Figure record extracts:
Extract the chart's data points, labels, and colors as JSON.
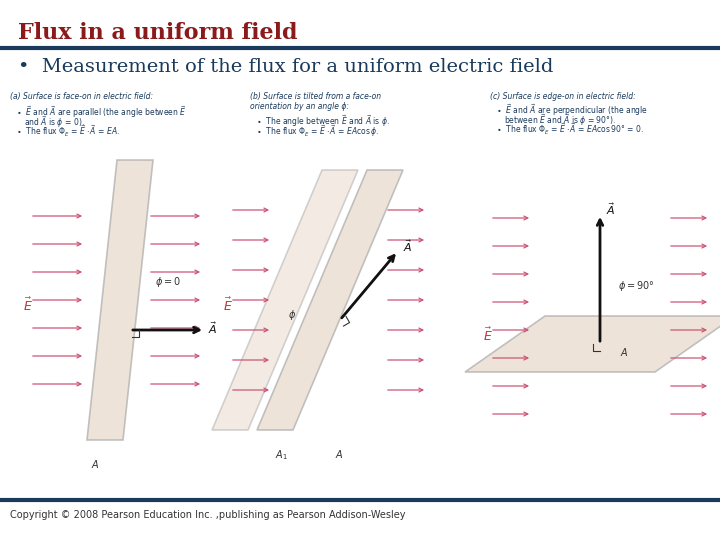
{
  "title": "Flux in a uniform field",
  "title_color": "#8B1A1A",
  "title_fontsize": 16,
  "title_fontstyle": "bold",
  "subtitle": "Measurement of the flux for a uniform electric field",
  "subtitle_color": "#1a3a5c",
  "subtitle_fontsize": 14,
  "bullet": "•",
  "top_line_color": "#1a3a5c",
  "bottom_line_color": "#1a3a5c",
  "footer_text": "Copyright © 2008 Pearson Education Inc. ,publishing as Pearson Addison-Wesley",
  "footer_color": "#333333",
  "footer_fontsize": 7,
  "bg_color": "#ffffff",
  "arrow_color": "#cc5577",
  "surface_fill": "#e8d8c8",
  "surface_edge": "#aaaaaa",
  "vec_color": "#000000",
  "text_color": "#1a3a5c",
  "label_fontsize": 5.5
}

● **YOUR INSTRUCTIONS**
Lines holding the word "uniform" should be counted across the entries; state only how many there are.

● **CORRECT RESULT**
2